> [DATA IN THIS EXERCISE]:
------------------------
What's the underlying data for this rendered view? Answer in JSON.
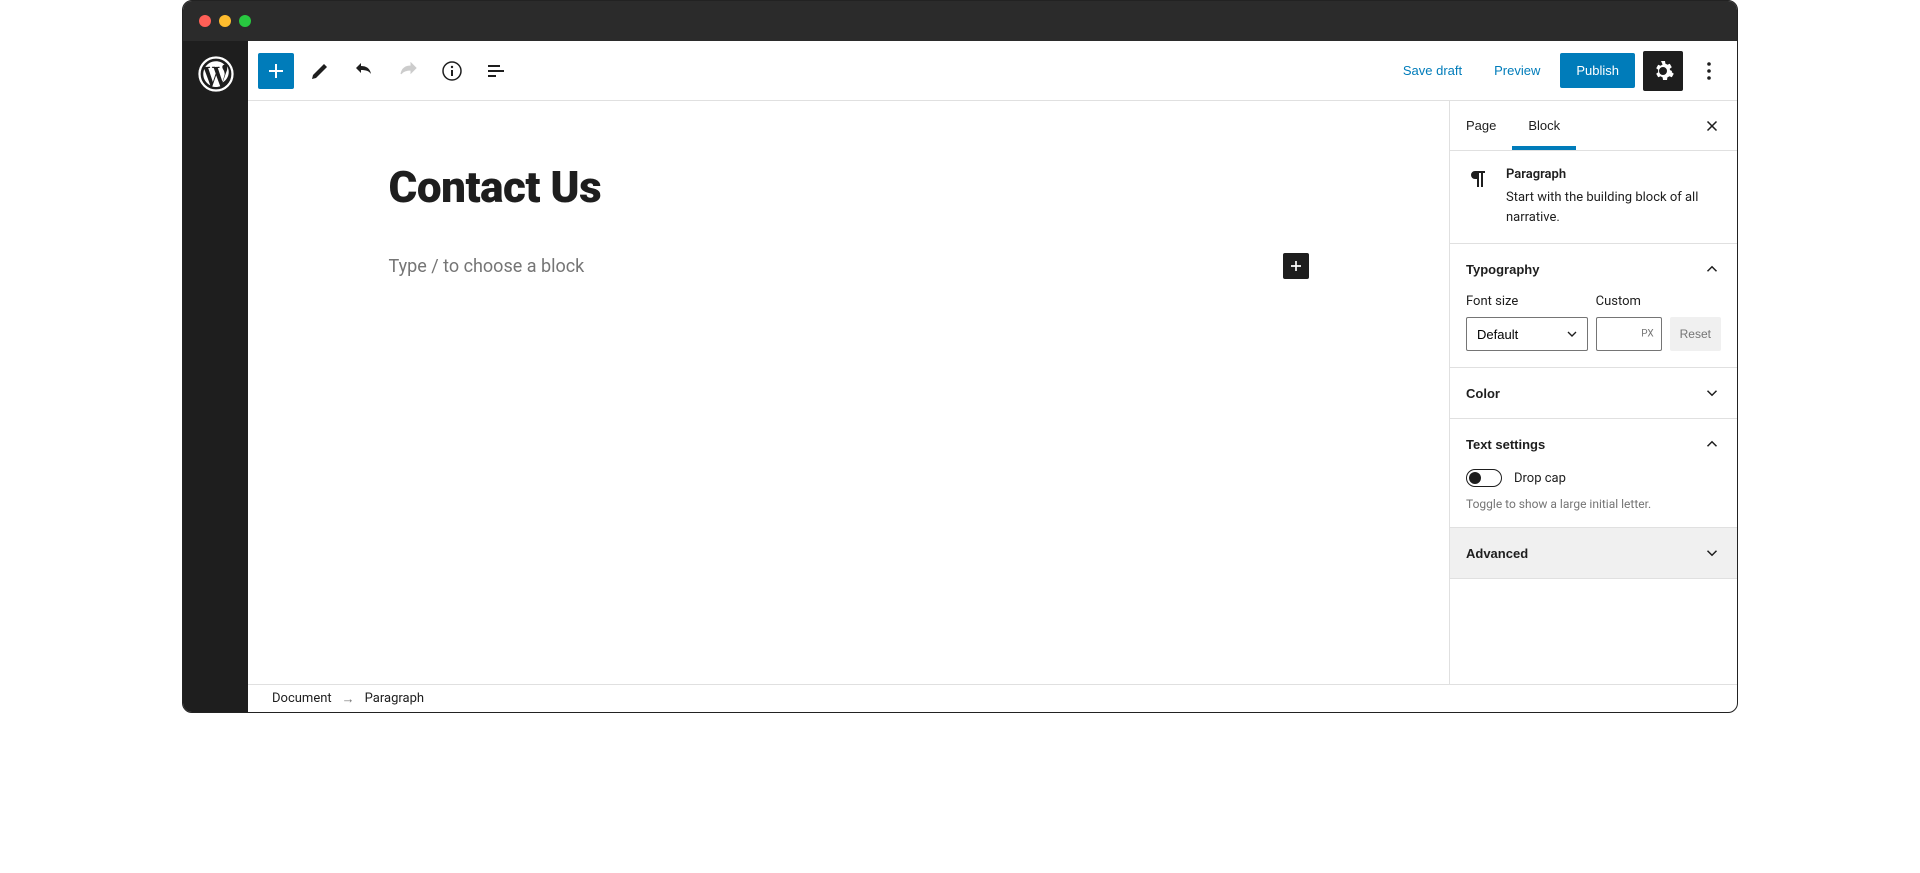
{
  "toolbar": {
    "save_draft": "Save draft",
    "preview": "Preview",
    "publish": "Publish"
  },
  "editor": {
    "page_title": "Contact Us",
    "block_placeholder": "Type / to choose a block"
  },
  "sidebar": {
    "tabs": {
      "page": "Page",
      "block": "Block"
    },
    "block_info": {
      "title": "Paragraph",
      "description": "Start with the building block of all narrative."
    },
    "typography": {
      "title": "Typography",
      "font_size_label": "Font size",
      "font_size_value": "Default",
      "custom_label": "Custom",
      "custom_unit": "PX",
      "reset_label": "Reset"
    },
    "color": {
      "title": "Color"
    },
    "text_settings": {
      "title": "Text settings",
      "drop_cap_label": "Drop cap",
      "drop_cap_help": "Toggle to show a large initial letter."
    },
    "advanced": {
      "title": "Advanced"
    }
  },
  "breadcrumbs": {
    "root": "Document",
    "current": "Paragraph"
  }
}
------------------------
Without the images, write out each line of the data verbatim.

> [OUTPUT OF THE TASK]:
What's the underlying data for this rendered view? Answer in JSON.
{
  "toolbar": {
    "save_draft": "Save draft",
    "preview": "Preview",
    "publish": "Publish"
  },
  "editor": {
    "page_title": "Contact Us",
    "block_placeholder": "Type / to choose a block"
  },
  "sidebar": {
    "tabs": {
      "page": "Page",
      "block": "Block"
    },
    "block_info": {
      "title": "Paragraph",
      "description": "Start with the building block of all narrative."
    },
    "typography": {
      "title": "Typography",
      "font_size_label": "Font size",
      "font_size_value": "Default",
      "custom_label": "Custom",
      "custom_unit": "PX",
      "reset_label": "Reset"
    },
    "color": {
      "title": "Color"
    },
    "text_settings": {
      "title": "Text settings",
      "drop_cap_label": "Drop cap",
      "drop_cap_help": "Toggle to show a large initial letter."
    },
    "advanced": {
      "title": "Advanced"
    }
  },
  "breadcrumbs": {
    "root": "Document",
    "current": "Paragraph"
  }
}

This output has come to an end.